[START Provided information]

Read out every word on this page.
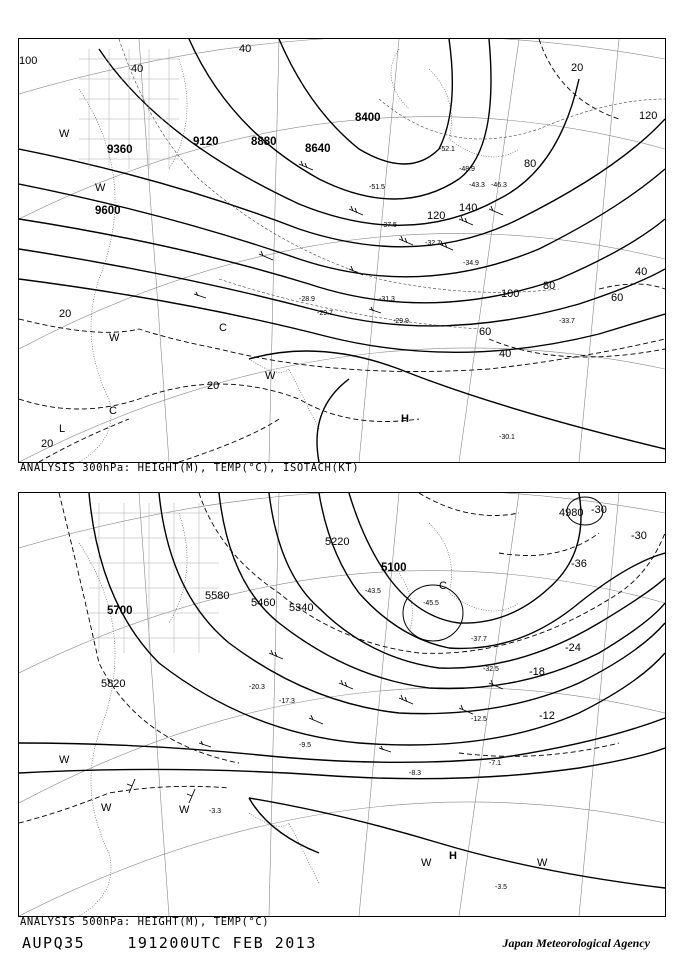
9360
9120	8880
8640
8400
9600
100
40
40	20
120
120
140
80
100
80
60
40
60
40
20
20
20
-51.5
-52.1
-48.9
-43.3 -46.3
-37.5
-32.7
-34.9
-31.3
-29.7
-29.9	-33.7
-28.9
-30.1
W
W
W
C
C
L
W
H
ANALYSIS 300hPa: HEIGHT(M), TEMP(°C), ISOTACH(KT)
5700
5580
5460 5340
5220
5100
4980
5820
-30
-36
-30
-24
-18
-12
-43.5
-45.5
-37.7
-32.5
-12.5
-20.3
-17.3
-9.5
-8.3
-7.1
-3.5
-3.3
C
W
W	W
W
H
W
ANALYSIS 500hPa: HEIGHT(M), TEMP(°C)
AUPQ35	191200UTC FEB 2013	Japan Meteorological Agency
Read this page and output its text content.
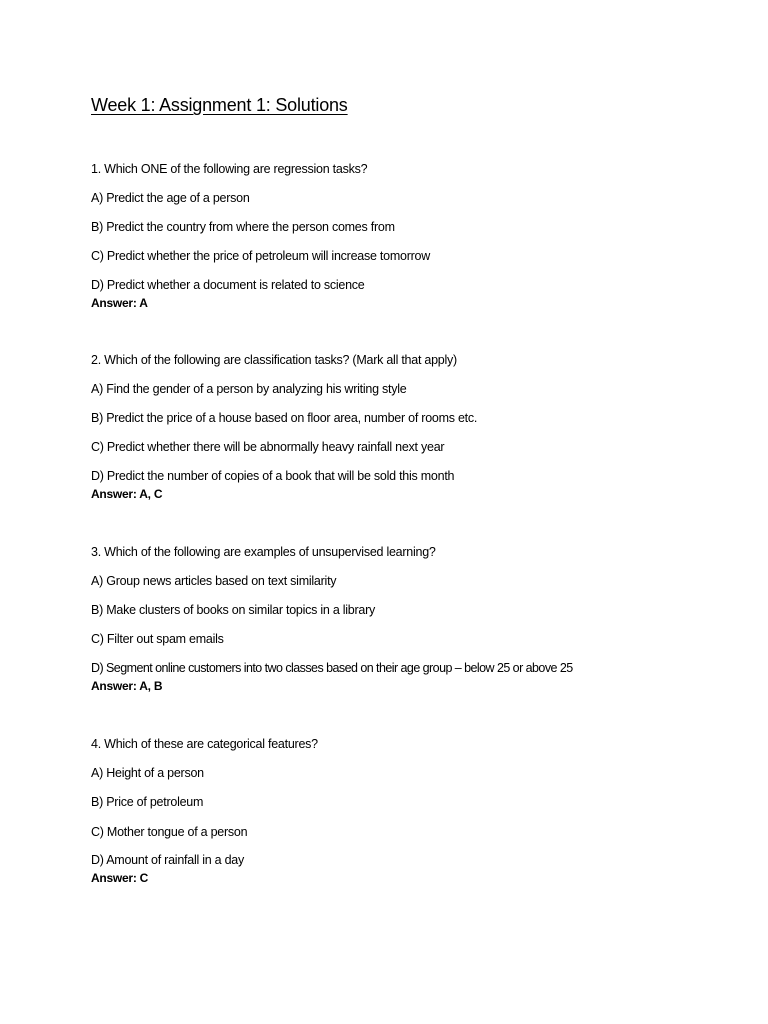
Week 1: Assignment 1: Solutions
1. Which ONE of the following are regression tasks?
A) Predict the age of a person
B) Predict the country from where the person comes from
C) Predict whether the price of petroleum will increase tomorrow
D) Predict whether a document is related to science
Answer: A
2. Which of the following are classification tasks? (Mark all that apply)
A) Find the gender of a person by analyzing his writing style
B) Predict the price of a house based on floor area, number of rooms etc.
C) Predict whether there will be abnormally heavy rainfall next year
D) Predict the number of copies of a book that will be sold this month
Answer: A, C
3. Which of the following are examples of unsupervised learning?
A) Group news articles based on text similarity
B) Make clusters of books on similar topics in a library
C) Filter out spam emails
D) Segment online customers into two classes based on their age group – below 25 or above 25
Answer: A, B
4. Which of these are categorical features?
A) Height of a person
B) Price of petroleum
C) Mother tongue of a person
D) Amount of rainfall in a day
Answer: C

[END Provided information]
[START Provided information]

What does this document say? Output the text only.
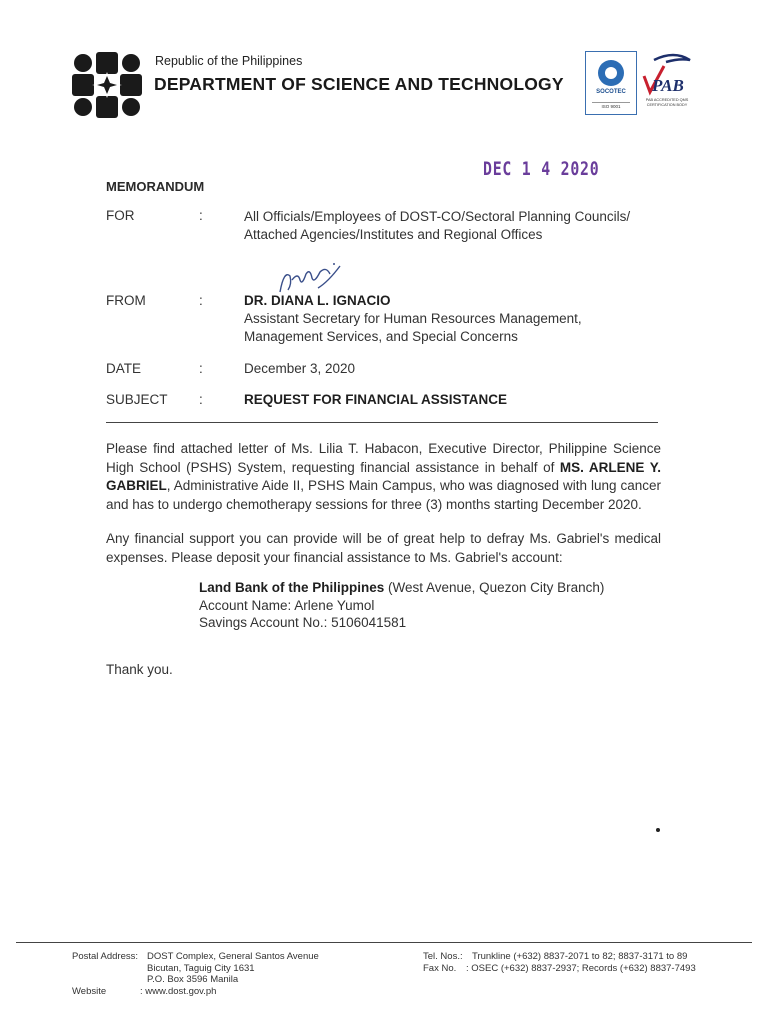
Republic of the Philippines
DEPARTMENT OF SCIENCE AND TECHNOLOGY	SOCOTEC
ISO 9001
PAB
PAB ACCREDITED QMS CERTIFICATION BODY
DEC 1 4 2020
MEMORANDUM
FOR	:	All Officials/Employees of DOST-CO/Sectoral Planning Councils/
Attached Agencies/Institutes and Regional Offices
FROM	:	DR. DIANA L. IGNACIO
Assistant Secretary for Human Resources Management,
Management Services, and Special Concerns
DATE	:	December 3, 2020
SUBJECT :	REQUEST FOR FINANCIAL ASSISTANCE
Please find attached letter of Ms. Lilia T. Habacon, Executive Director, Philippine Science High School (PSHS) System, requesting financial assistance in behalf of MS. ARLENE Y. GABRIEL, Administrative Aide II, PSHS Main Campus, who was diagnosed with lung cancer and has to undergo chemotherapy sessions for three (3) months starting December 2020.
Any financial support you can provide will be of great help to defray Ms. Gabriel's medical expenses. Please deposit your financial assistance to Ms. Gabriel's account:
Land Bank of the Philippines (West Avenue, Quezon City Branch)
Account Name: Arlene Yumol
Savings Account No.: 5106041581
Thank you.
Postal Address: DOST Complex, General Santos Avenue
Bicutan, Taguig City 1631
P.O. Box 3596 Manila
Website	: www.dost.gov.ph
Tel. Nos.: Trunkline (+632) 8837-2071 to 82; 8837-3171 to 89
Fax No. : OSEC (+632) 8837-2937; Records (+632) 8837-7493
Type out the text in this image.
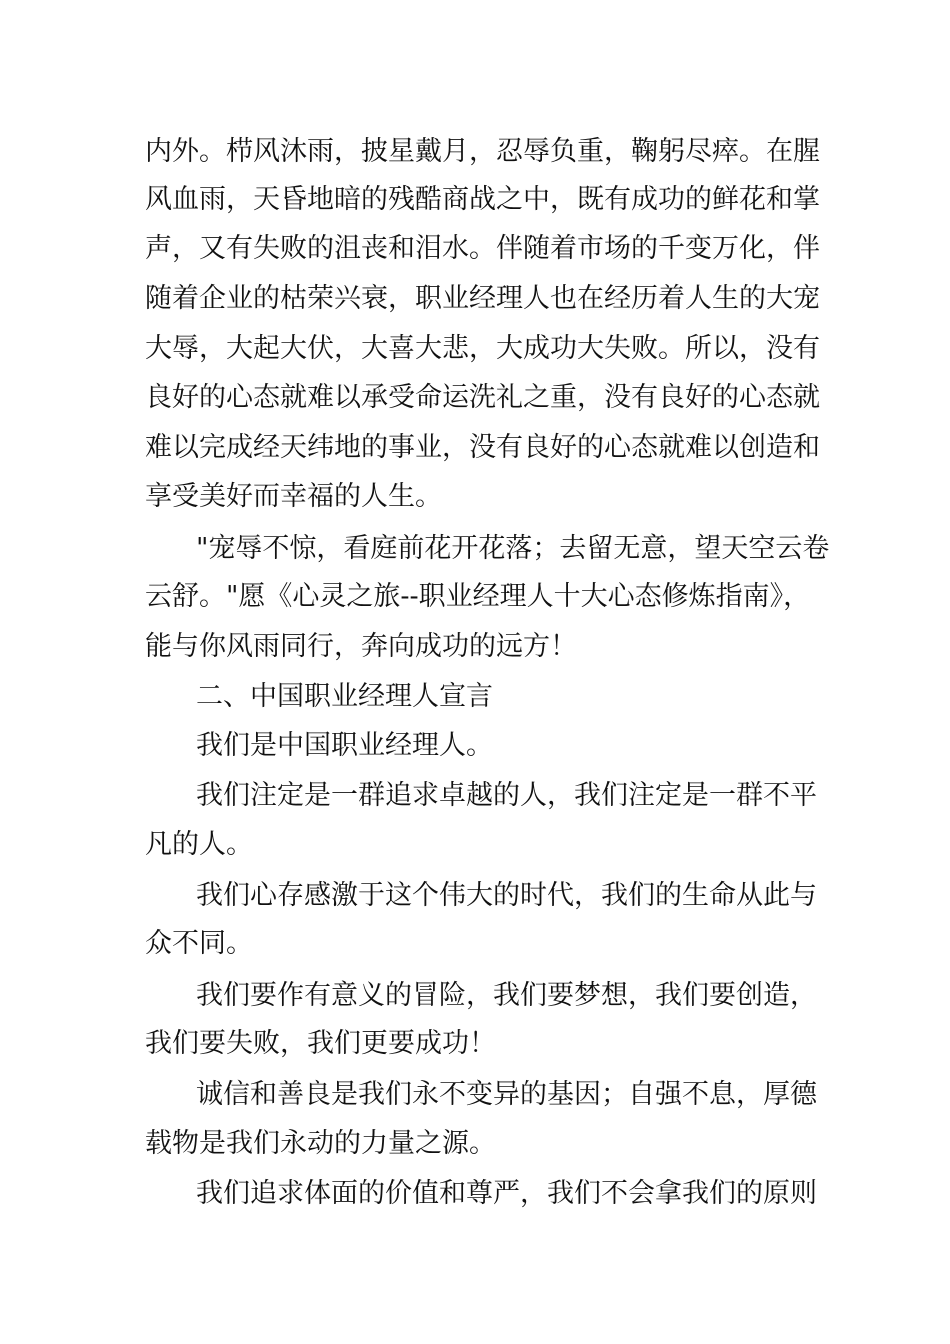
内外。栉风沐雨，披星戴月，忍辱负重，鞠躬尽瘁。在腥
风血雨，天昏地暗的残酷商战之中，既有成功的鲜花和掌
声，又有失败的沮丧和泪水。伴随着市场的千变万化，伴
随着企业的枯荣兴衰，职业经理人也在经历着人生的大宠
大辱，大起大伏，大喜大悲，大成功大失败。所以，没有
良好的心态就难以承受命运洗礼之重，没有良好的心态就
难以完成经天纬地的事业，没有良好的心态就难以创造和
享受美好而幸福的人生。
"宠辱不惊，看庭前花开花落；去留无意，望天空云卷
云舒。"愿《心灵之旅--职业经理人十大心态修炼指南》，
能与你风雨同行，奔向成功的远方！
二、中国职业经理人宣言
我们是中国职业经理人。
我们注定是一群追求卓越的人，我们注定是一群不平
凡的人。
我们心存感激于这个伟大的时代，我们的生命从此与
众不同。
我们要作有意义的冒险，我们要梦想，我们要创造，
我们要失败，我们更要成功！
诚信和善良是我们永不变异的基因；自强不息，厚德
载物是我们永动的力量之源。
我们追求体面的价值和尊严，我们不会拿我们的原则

[END Provided information]

> _Written exercise_
Determine how many lines in the listing above hold the word "based", answering with the number only.

> _Task result_
3